__LISTED ENTRIES__:
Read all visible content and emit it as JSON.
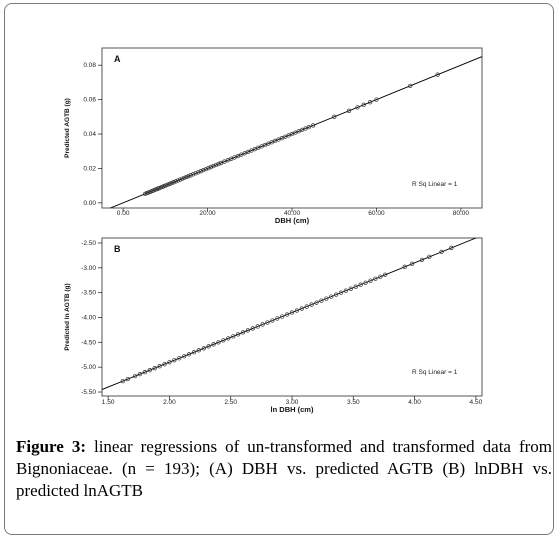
{
  "figure": {
    "label": "Figure 3:",
    "text": "linear regressions of un-transformed and transformed data from Bignoniaceae. (n = 193); (A) DBH vs. predicted AGTB (B) lnDBH vs. predicted lnAGTB"
  },
  "chart_data": [
    {
      "type": "scatter",
      "panel_label": "A",
      "xlabel": "DBH (cm)",
      "ylabel": "Predicted AGTB (g)",
      "annotation": "R Sq Linear = 1",
      "xlim": [
        -5,
        85
      ],
      "ylim": [
        -0.003,
        0.09
      ],
      "xticks": [
        "0.00",
        "20.00",
        "40.00",
        "60.00",
        "80.00"
      ],
      "xtick_values": [
        0,
        20,
        40,
        60,
        80
      ],
      "yticks": [
        "0.08",
        "0.06",
        "0.04",
        "0.02",
        "0.00"
      ],
      "ytick_values": [
        0.08,
        0.06,
        0.04,
        0.02,
        0.0
      ],
      "fit_line": {
        "slope": 0.001,
        "intercept": 0.0
      },
      "points_x": [
        5.2,
        5.6,
        6.0,
        6.3,
        6.6,
        7.0,
        7.3,
        7.6,
        8.0,
        8.3,
        8.6,
        9.0,
        9.3,
        9.6,
        10.0,
        10.4,
        10.8,
        11.2,
        11.6,
        12.0,
        12.5,
        13.0,
        13.5,
        14.0,
        14.5,
        15.0,
        15.5,
        16.0,
        16.6,
        17.2,
        17.8,
        18.4,
        19.0,
        19.6,
        20.2,
        20.8,
        21.4,
        22.0,
        22.6,
        23.2,
        24.0,
        24.8,
        25.6,
        26.4,
        27.2,
        28.0,
        28.8,
        29.6,
        30.4,
        31.2,
        32.0,
        32.8,
        33.6,
        34.4,
        35.2,
        36.0,
        36.8,
        37.6,
        38.4,
        39.2,
        40.0,
        40.8,
        41.6,
        42.4,
        43.2,
        44.0,
        45.0,
        50.0,
        53.5,
        55.5,
        57.0,
        58.5,
        60.0,
        68.0,
        74.5
      ]
    },
    {
      "type": "scatter",
      "panel_label": "B",
      "xlabel": "ln DBH (cm)",
      "ylabel": "Predicted ln AGTB (g)",
      "annotation": "R Sq Linear = 1",
      "xlim": [
        1.45,
        4.55
      ],
      "ylim": [
        -5.58,
        -2.4
      ],
      "xticks": [
        "1.50",
        "2.00",
        "2.50",
        "3.00",
        "3.50",
        "4.00",
        "4.50"
      ],
      "xtick_values": [
        1.5,
        2.0,
        2.5,
        3.0,
        3.5,
        4.0,
        4.5
      ],
      "yticks": [
        "-2.50",
        "-3.00",
        "-3.50",
        "-4.00",
        "-4.50",
        "-5.00",
        "-5.50"
      ],
      "ytick_values": [
        -2.5,
        -3.0,
        -3.5,
        -4.0,
        -4.5,
        -5.0,
        -5.5
      ],
      "fit_line": {
        "slope": 1.0,
        "intercept": -6.9
      },
      "points_x": [
        1.62,
        1.66,
        1.72,
        1.76,
        1.8,
        1.84,
        1.88,
        1.92,
        1.96,
        2.0,
        2.04,
        2.08,
        2.12,
        2.16,
        2.2,
        2.24,
        2.28,
        2.32,
        2.36,
        2.4,
        2.44,
        2.48,
        2.52,
        2.56,
        2.6,
        2.64,
        2.68,
        2.72,
        2.76,
        2.8,
        2.84,
        2.88,
        2.92,
        2.96,
        3.0,
        3.04,
        3.08,
        3.12,
        3.16,
        3.2,
        3.24,
        3.28,
        3.32,
        3.36,
        3.4,
        3.44,
        3.48,
        3.52,
        3.56,
        3.6,
        3.64,
        3.68,
        3.72,
        3.76,
        3.92,
        3.98,
        4.06,
        4.12,
        4.22,
        4.3
      ]
    }
  ]
}
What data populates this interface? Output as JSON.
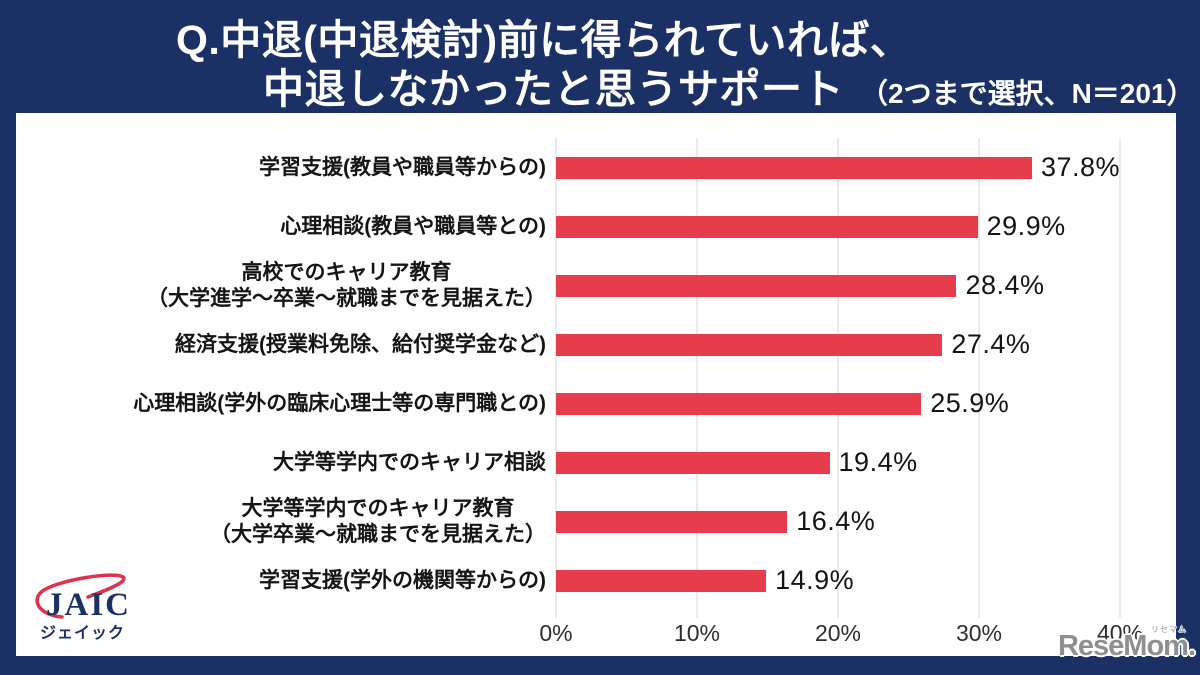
{
  "title": {
    "line1": "Q.中退(中退検討)前に得られていれば、",
    "line2": "中退しなかったと思うサポート",
    "note": "（2つまで選択、N＝201）"
  },
  "chart_data": {
    "type": "bar",
    "orientation": "horizontal",
    "categories": [
      {
        "lines": [
          "学習支援(教員や職員等からの)"
        ]
      },
      {
        "lines": [
          "心理相談(教員や職員等との)"
        ]
      },
      {
        "lines": [
          "高校でのキャリア教育",
          "（大学進学～卒業～就職までを見据えた）"
        ]
      },
      {
        "lines": [
          "経済支援(授業料免除、給付奨学金など)"
        ]
      },
      {
        "lines": [
          "心理相談(学外の臨床心理士等の専門職との)"
        ]
      },
      {
        "lines": [
          "大学等学内でのキャリア相談"
        ]
      },
      {
        "lines": [
          "大学等学内でのキャリア教育",
          "（大学卒業～就職までを見据えた）"
        ]
      },
      {
        "lines": [
          "学習支援(学外の機関等からの)"
        ]
      }
    ],
    "values": [
      37.8,
      29.9,
      28.4,
      27.4,
      25.9,
      19.4,
      16.4,
      14.9
    ],
    "value_labels": [
      "37.8%",
      "29.9%",
      "28.4%",
      "27.4%",
      "25.9%",
      "19.4%",
      "16.4%",
      "14.9%"
    ],
    "xlim": [
      0,
      40
    ],
    "x_ticks": [
      "0%",
      "10%",
      "20%",
      "30%",
      "40%"
    ],
    "grid": true,
    "legend": "none",
    "bar_color": "#e63c4b"
  },
  "branding": {
    "logo_text": "JAIC",
    "logo_subtext": "ジェイック",
    "watermark_text": "ReseMom.",
    "watermark_ruby": "リセマム"
  },
  "colors": {
    "background_navy": "#1b3166",
    "panel_white": "#ffffff",
    "bar_red": "#e63c4b",
    "gridline_gray": "#d6d6d6",
    "label_black": "#141414",
    "title_white": "#ffffff",
    "logo_navy": "#1b3166",
    "logo_red": "#e0304a",
    "watermark_gray": "#8f8f8f"
  }
}
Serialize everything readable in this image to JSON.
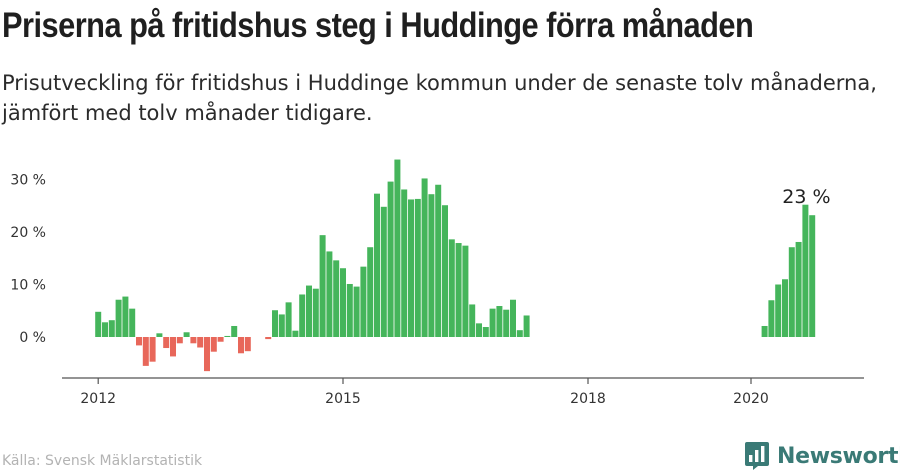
{
  "title": "Priserna på fritidshus steg i Huddinge förra månaden",
  "subtitle": "Prisutveckling för fritidshus i Huddinge kommun under de senaste tolv månaderna, jämfört med tolv månader tidigare.",
  "source": "Källa: Svensk Mäklarstatistik",
  "brand": {
    "name": "Newsworthy",
    "icon": "newsworthy-logo-icon",
    "color": "#3a7a76"
  },
  "chart_data": {
    "type": "bar",
    "title": "Priserna på fritidshus steg i Huddinge förra månaden",
    "xlabel": "",
    "ylabel": "",
    "y_ticks": [
      "0 %",
      "10 %",
      "20 %",
      "30 %"
    ],
    "y_tick_values": [
      0,
      10,
      20,
      30
    ],
    "ylim": [
      -7,
      34
    ],
    "x_ticks": [
      "2012",
      "2015",
      "2018",
      "2020"
    ],
    "x_tick_values": [
      2012,
      2015,
      2018,
      2020
    ],
    "xlim": [
      "2011-07",
      "2021-03"
    ],
    "colors": {
      "positive": "#45b55b",
      "negative": "#e8675a"
    },
    "annotation": {
      "text": "23 %",
      "period": "2020-09"
    },
    "grid": false,
    "values": [
      {
        "period": "2012-01",
        "value": 4.8
      },
      {
        "period": "2012-02",
        "value": 2.8
      },
      {
        "period": "2012-03",
        "value": 3.2
      },
      {
        "period": "2012-04",
        "value": 7.1
      },
      {
        "period": "2012-05",
        "value": 7.7
      },
      {
        "period": "2012-06",
        "value": 5.4
      },
      {
        "period": "2012-07",
        "value": -1.6
      },
      {
        "period": "2012-08",
        "value": -5.5
      },
      {
        "period": "2012-09",
        "value": -4.7
      },
      {
        "period": "2012-10",
        "value": 0.7
      },
      {
        "period": "2012-11",
        "value": -2.1
      },
      {
        "period": "2012-12",
        "value": -3.7
      },
      {
        "period": "2013-01",
        "value": -1.2
      },
      {
        "period": "2013-02",
        "value": 0.9
      },
      {
        "period": "2013-03",
        "value": -1.2
      },
      {
        "period": "2013-04",
        "value": -2.0
      },
      {
        "period": "2013-05",
        "value": -6.5
      },
      {
        "period": "2013-06",
        "value": -2.8
      },
      {
        "period": "2013-07",
        "value": -0.9
      },
      {
        "period": "2013-08",
        "value": 0.2
      },
      {
        "period": "2013-09",
        "value": 2.1
      },
      {
        "period": "2013-10",
        "value": -3.1
      },
      {
        "period": "2013-11",
        "value": -2.7
      },
      {
        "period": "2013-12",
        "value": 0.0
      },
      {
        "period": "2014-01",
        "value": 0.0
      },
      {
        "period": "2014-02",
        "value": -0.4
      },
      {
        "period": "2014-03",
        "value": 5.1
      },
      {
        "period": "2014-04",
        "value": 4.3
      },
      {
        "period": "2014-05",
        "value": 6.6
      },
      {
        "period": "2014-06",
        "value": 1.2
      },
      {
        "period": "2014-07",
        "value": 8.1
      },
      {
        "period": "2014-08",
        "value": 9.8
      },
      {
        "period": "2014-09",
        "value": 9.2
      },
      {
        "period": "2014-10",
        "value": 19.4
      },
      {
        "period": "2014-11",
        "value": 16.3
      },
      {
        "period": "2014-12",
        "value": 14.6
      },
      {
        "period": "2015-01",
        "value": 13.1
      },
      {
        "period": "2015-02",
        "value": 10.1
      },
      {
        "period": "2015-03",
        "value": 9.6
      },
      {
        "period": "2015-04",
        "value": 13.4
      },
      {
        "period": "2015-05",
        "value": 17.1
      },
      {
        "period": "2015-06",
        "value": 27.3
      },
      {
        "period": "2015-07",
        "value": 24.8
      },
      {
        "period": "2015-08",
        "value": 29.6
      },
      {
        "period": "2015-09",
        "value": 33.8
      },
      {
        "period": "2015-10",
        "value": 28.1
      },
      {
        "period": "2015-11",
        "value": 26.2
      },
      {
        "period": "2015-12",
        "value": 26.3
      },
      {
        "period": "2016-01",
        "value": 30.2
      },
      {
        "period": "2016-02",
        "value": 27.2
      },
      {
        "period": "2016-03",
        "value": 29.0
      },
      {
        "period": "2016-04",
        "value": 25.1
      },
      {
        "period": "2016-05",
        "value": 18.6
      },
      {
        "period": "2016-06",
        "value": 17.9
      },
      {
        "period": "2016-07",
        "value": 17.4
      },
      {
        "period": "2016-08",
        "value": 6.2
      },
      {
        "period": "2016-09",
        "value": 2.6
      },
      {
        "period": "2016-10",
        "value": 1.9
      },
      {
        "period": "2016-11",
        "value": 5.4
      },
      {
        "period": "2016-12",
        "value": 5.9
      },
      {
        "period": "2017-01",
        "value": 5.2
      },
      {
        "period": "2017-02",
        "value": 7.1
      },
      {
        "period": "2017-03",
        "value": 1.3
      },
      {
        "period": "2017-04",
        "value": 4.1
      },
      {
        "period": "2020-03",
        "value": 2.1
      },
      {
        "period": "2020-04",
        "value": 7.0
      },
      {
        "period": "2020-05",
        "value": 10.0
      },
      {
        "period": "2020-06",
        "value": 11.0
      },
      {
        "period": "2020-07",
        "value": 17.1
      },
      {
        "period": "2020-08",
        "value": 18.1
      },
      {
        "period": "2020-09",
        "value": 25.2
      },
      {
        "period": "2020-10",
        "value": 23.2
      }
    ]
  }
}
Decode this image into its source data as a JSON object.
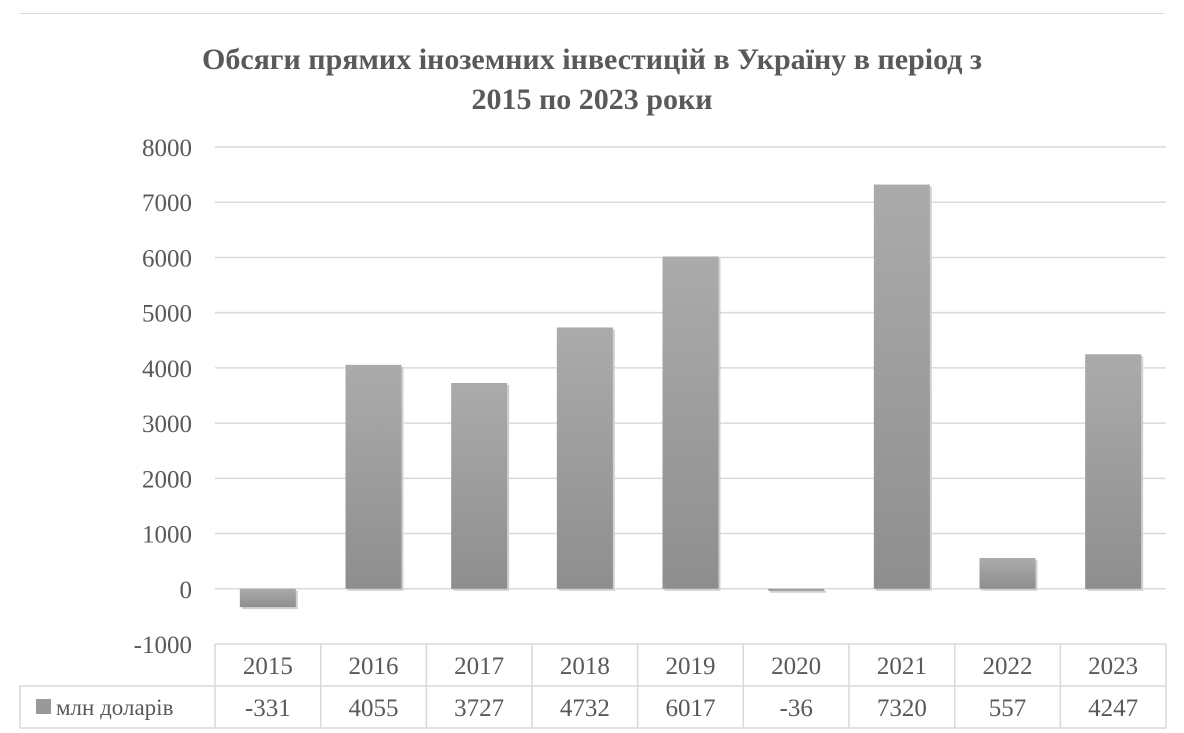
{
  "chart_data": {
    "type": "bar",
    "title_line1": "Обсяги прямих іноземних інвестицій в Україну в період з",
    "title_line2": "2015 по 2023 роки",
    "categories": [
      "2015",
      "2016",
      "2017",
      "2018",
      "2019",
      "2020",
      "2021",
      "2022",
      "2023"
    ],
    "series": [
      {
        "name": "млн доларів",
        "values": [
          -331,
          4055,
          3727,
          4732,
          6017,
          -36,
          7320,
          557,
          4247
        ]
      }
    ],
    "ylim": [
      -1000,
      8000
    ],
    "yticks": [
      "8000",
      "7000",
      "6000",
      "5000",
      "4000",
      "3000",
      "2000",
      "1000",
      "0",
      "-1000"
    ],
    "legend_position": "data-table",
    "grid": true,
    "colors": {
      "bar": "#a6a6a6",
      "bar_dark": "#8c8c8c",
      "grid": "#d9d9d9",
      "text": "#595959"
    }
  }
}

__REQUIRED TASK__: Among the entries above, how many lines hold the word "fritidshus"? Reply with only that number.

__FULL ANSWER__: 3